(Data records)
# # # # # # #

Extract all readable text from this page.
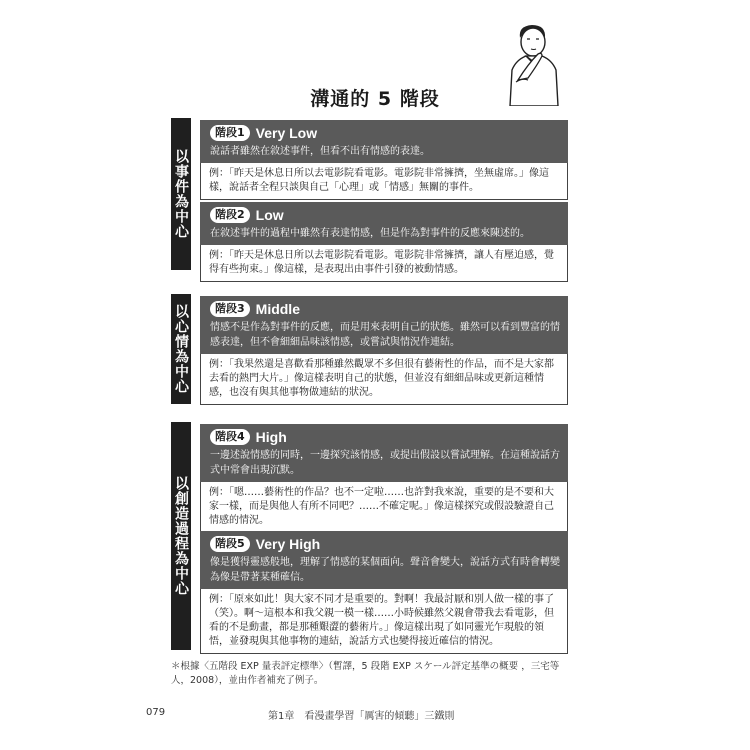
溝通的 5 階段
以事件為中心
以心情為中心
以創造過程為中心
階段1 Very Low
說話者雖然在敘述事件，但看不出有情感的表達。
例：「昨天是休息日所以去電影院看電影。電影院非常擁擠，坐無虛席。」像這樣，說話者全程只談與自己「心理」或「情感」無關的事件。
階段2 Low
在敘述事件的過程中雖然有表達情感，但是作為對事件的反應來陳述的。
例：「昨天是休息日所以去電影院看電影。電影院非常擁擠，讓人有壓迫感，覺得有些拘束。」像這樣，是表現出由事件引發的被動情感。
階段3 Middle
情感不是作為對事件的反應，而是用來表明自己的狀態。雖然可以看到豐富的情感表達，但不會細細品味該情感，或嘗試與情況作連結。
例：「我果然還是喜歡看那種雖然觀眾不多但很有藝術性的作品，而不是大家都去看的熱門大片。」像這樣表明自己的狀態，但並沒有細細品味或更新這種情感，也沒有與其他事物做連結的狀況。
階段4 High
一邊述說情感的同時，一邊探究該情感，或提出假設以嘗試理解。在這種說話方式中常會出現沉默。
例：「嗯……藝術性的作品？也不一定啦……也許對我來說，重要的是不要和大家一樣，而是與他人有所不同吧？……不確定呢。」像這樣探究或假設驗證自己情感的情況。
階段5 Very High
像是獲得靈感般地，理解了情感的某個面向。聲音會變大，說話方式有時會轉變為像是帶著某種確信。
例：「原來如此！與大家不同才是重要的。對啊！我最討厭和別人做一樣的事了（笑）。啊～這根本和我父親一模一樣……小時候雖然父親會帶我去看電影，但看的不是動畫，都是那種艱澀的藝術片。」像這樣出現了如同靈光乍現般的領悟，並發現與其他事物的連結，說話方式也變得接近確信的情況。
＊根據〈五階段 EXP 量表評定標準〉（暫譯，5 段階 EXP スケール評定基準の概要 ，三宅等人，2008），並由作者補充了例子。
079	第1章　看漫畫學習「厲害的傾聽」三鐵則
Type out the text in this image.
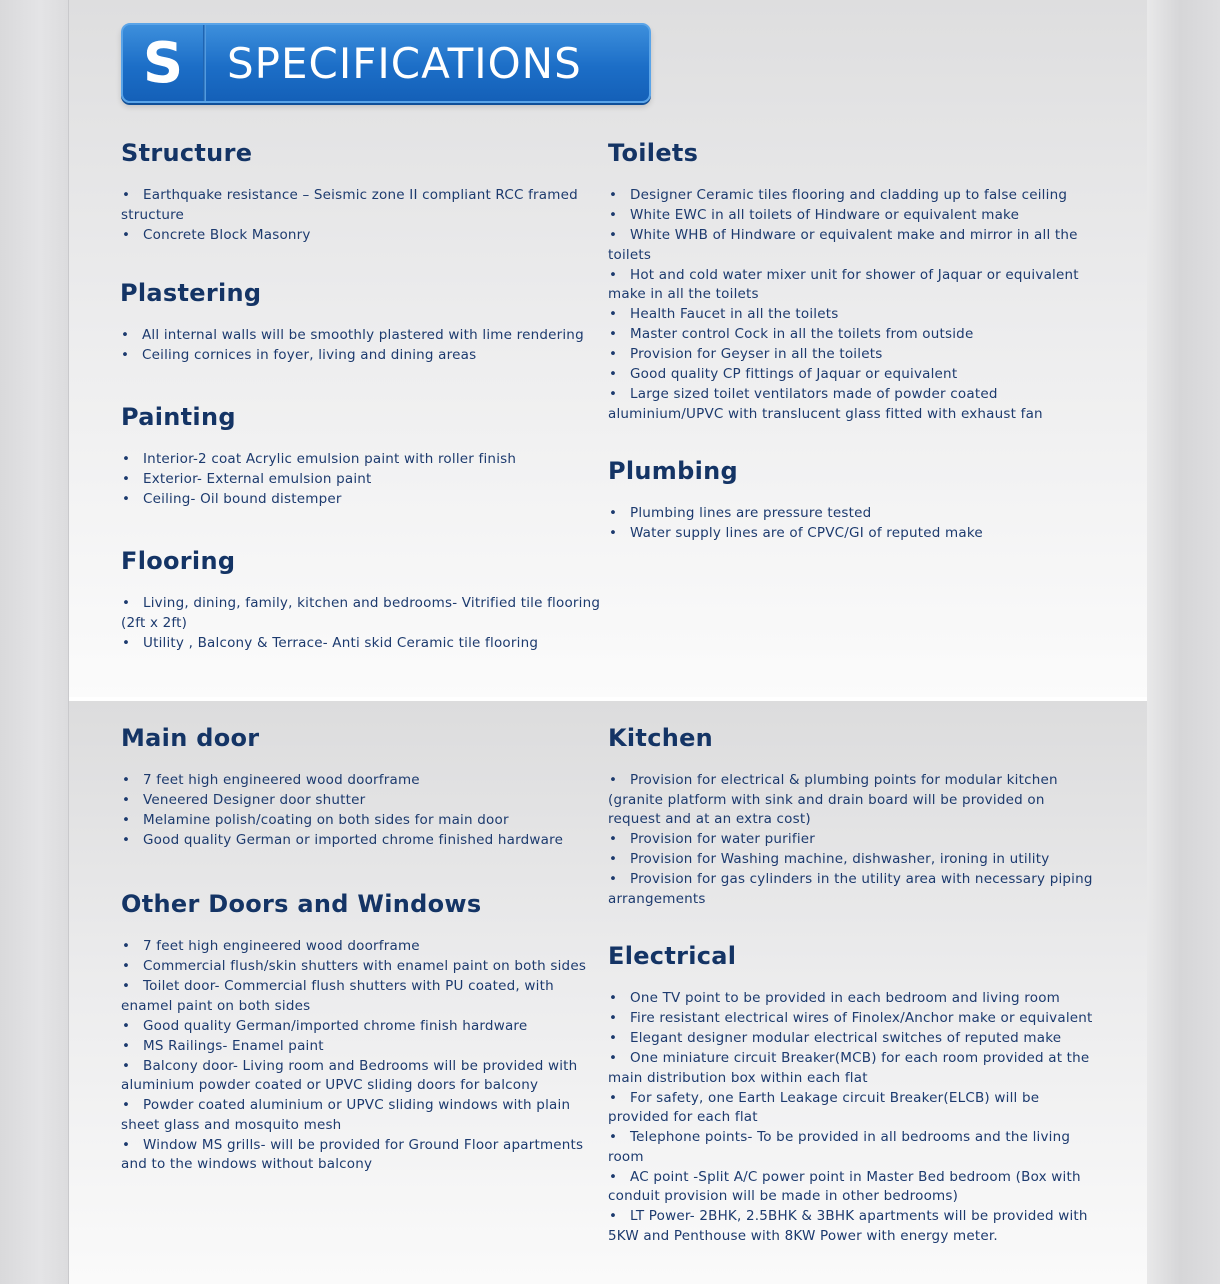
S	SPECIFICATIONS
Structure
• Earthquake resistance – Seismic zone II compliant RCC framed structure
• Concrete Block Masonry
Plastering
• All internal walls will be smoothly plastered with lime rendering
• Ceiling cornices in foyer, living and dining areas
Painting
• Interior-2 coat Acrylic emulsion paint with roller finish
• Exterior- External emulsion paint
• Ceiling- Oil bound distemper
Flooring
• Living, dining, family, kitchen and bedrooms- Vitrified tile flooring (2ft x 2ft)
• Utility , Balcony & Terrace- Anti skid Ceramic tile flooring
Toilets
• Designer Ceramic tiles flooring and cladding up to false ceiling
• White EWC in all toilets of Hindware or equivalent make
• White WHB of Hindware or equivalent make and mirror in all the toilets
• Hot and cold water mixer unit for shower of Jaquar or equivalent make in all the toilets
• Health Faucet in all the toilets
• Master control Cock in all the toilets from outside
• Provision for Geyser in all the toilets
• Good quality CP fittings of Jaquar or equivalent
• Large sized toilet ventilators made of powder coated aluminium/UPVC with translucent glass fitted with exhaust fan
Plumbing
• Plumbing lines are pressure tested
• Water supply lines are of CPVC/GI of reputed make
Main door
• 7 feet high engineered wood doorframe
• Veneered Designer door shutter
• Melamine polish/coating on both sides for main door
• Good quality German or imported chrome finished hardware
Other Doors and Windows
• 7 feet high engineered wood doorframe
• Commercial flush/skin shutters with enamel paint on both sides
• Toilet door- Commercial flush shutters with PU coated, with enamel paint on both sides
• Good quality German/imported chrome finish hardware
• MS Railings- Enamel paint
• Balcony door- Living room and Bedrooms will be provided with aluminium powder coated or UPVC sliding doors for balcony
• Powder coated aluminium or UPVC sliding windows with plain sheet glass and mosquito mesh
• Window MS grills- will be provided for Ground Floor apartments and to the windows without balcony
Kitchen
• Provision for electrical & plumbing points for modular kitchen (granite platform with sink and drain board will be provided on request and at an extra cost)
• Provision for water purifier
• Provision for Washing machine, dishwasher, ironing in utility
• Provision for gas cylinders in the utility area with necessary piping arrangements
Electrical
• One TV point to be provided in each bedroom and living room
• Fire resistant electrical wires of Finolex/Anchor make or equivalent
• Elegant designer modular electrical switches of reputed make
• One miniature circuit Breaker(MCB) for each room provided at the main distribution box within each flat
• For safety, one Earth Leakage circuit Breaker(ELCB) will be provided for each flat
• Telephone points- To be provided in all bedrooms and the living room
• AC point -Split A/C power point in Master Bed bedroom (Box with conduit provision will be made in other bedrooms)
• LT Power- 2BHK, 2.5BHK & 3BHK apartments will be provided with 5KW and Penthouse with 8KW Power with energy meter.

# # # # # # #

Output every entry verbatim. Pictures do not belong in the copy.

- [Solution for this problem]:
Extract all readable text from this page.
溝通的 5 階段
以事件為中心
以心情為中心
以創造過程為中心
階段1 Very Low
說話者雖然在敘述事件，但看不出有情感的表達。
例：「昨天是休息日所以去電影院看電影。電影院非常擁擠，坐無虛席。」像這樣，說話者全程只談與自己「心理」或「情感」無關的事件。
階段2 Low
在敘述事件的過程中雖然有表達情感，但是作為對事件的反應來陳述的。
例：「昨天是休息日所以去電影院看電影。電影院非常擁擠，讓人有壓迫感，覺得有些拘束。」像這樣，是表現出由事件引發的被動情感。
階段3 Middle
情感不是作為對事件的反應，而是用來表明自己的狀態。雖然可以看到豐富的情感表達，但不會細細品味該情感，或嘗試與情況作連結。
例：「我果然還是喜歡看那種雖然觀眾不多但很有藝術性的作品，而不是大家都去看的熱門大片。」像這樣表明自己的狀態，但並沒有細細品味或更新這種情感，也沒有與其他事物做連結的狀況。
階段4 High
一邊述說情感的同時，一邊探究該情感，或提出假設以嘗試理解。在這種說話方式中常會出現沉默。
例：「嗯……藝術性的作品？也不一定啦……也許對我來說，重要的是不要和大家一樣，而是與他人有所不同吧？……不確定呢。」像這樣探究或假設驗證自己情感的情況。
階段5 Very High
像是獲得靈感般地，理解了情感的某個面向。聲音會變大，說話方式有時會轉變為像是帶著某種確信。
例：「原來如此！與大家不同才是重要的。對啊！我最討厭和別人做一樣的事了（笑）。啊～這根本和我父親一模一樣……小時候雖然父親會帶我去看電影，但看的不是動畫，都是那種艱澀的藝術片。」像這樣出現了如同靈光乍現般的領悟，並發現與其他事物的連結，說話方式也變得接近確信的情況。
＊根據〈五階段 EXP 量表評定標準〉（暫譯，5 段階 EXP スケール評定基準の概要 ，三宅等人，2008），並由作者補充了例子。
079	第1章　看漫畫學習「厲害的傾聽」三鐵則
Type out the text in this image.
S	SPECIFICATIONS
Structure
• Earthquake resistance – Seismic zone II compliant RCC framed structure
• Concrete Block Masonry
Plastering
• All internal walls will be smoothly plastered with lime rendering
• Ceiling cornices in foyer, living and dining areas
Painting
• Interior-2 coat Acrylic emulsion paint with roller finish
• Exterior- External emulsion paint
• Ceiling- Oil bound distemper
Flooring
• Living, dining, family, kitchen and bedrooms- Vitrified tile flooring (2ft x 2ft)
• Utility , Balcony & Terrace- Anti skid Ceramic tile flooring
Toilets
• Designer Ceramic tiles flooring and cladding up to false ceiling
• White EWC in all toilets of Hindware or equivalent make
• White WHB of Hindware or equivalent make and mirror in all the toilets
• Hot and cold water mixer unit for shower of Jaquar or equivalent make in all the toilets
• Health Faucet in all the toilets
• Master control Cock in all the toilets from outside
• Provision for Geyser in all the toilets
• Good quality CP fittings of Jaquar or equivalent
• Large sized toilet ventilators made of powder coated aluminium/UPVC with translucent glass fitted with exhaust fan
Plumbing
• Plumbing lines are pressure tested
• Water supply lines are of CPVC/GI of reputed make
Main door
• 7 feet high engineered wood doorframe
• Veneered Designer door shutter
• Melamine polish/coating on both sides for main door
• Good quality German or imported chrome finished hardware
Other Doors and Windows
• 7 feet high engineered wood doorframe
• Commercial flush/skin shutters with enamel paint on both sides
• Toilet door- Commercial flush shutters with PU coated, with enamel paint on both sides
• Good quality German/imported chrome finish hardware
• MS Railings- Enamel paint
• Balcony door- Living room and Bedrooms will be provided with aluminium powder coated or UPVC sliding doors for balcony
• Powder coated aluminium or UPVC sliding windows with plain sheet glass and mosquito mesh
• Window MS grills- will be provided for Ground Floor apartments and to the windows without balcony
Kitchen
• Provision for electrical & plumbing points for modular kitchen (granite platform with sink and drain board will be provided on request and at an extra cost)
• Provision for water purifier
• Provision for Washing machine, dishwasher, ironing in utility
• Provision for gas cylinders in the utility area with necessary piping arrangements
Electrical
• One TV point to be provided in each bedroom and living room
• Fire resistant electrical wires of Finolex/Anchor make or equivalent
• Elegant designer modular electrical switches of reputed make
• One miniature circuit Breaker(MCB) for each room provided at the main distribution box within each flat
• For safety, one Earth Leakage circuit Breaker(ELCB) will be provided for each flat
• Telephone points- To be provided in all bedrooms and the living room
• AC point -Split A/C power point in Master Bed bedroom (Box with conduit provision will be made in other bedrooms)
• LT Power- 2BHK, 2.5BHK & 3BHK apartments will be provided with 5KW and Penthouse with 8KW Power with energy meter.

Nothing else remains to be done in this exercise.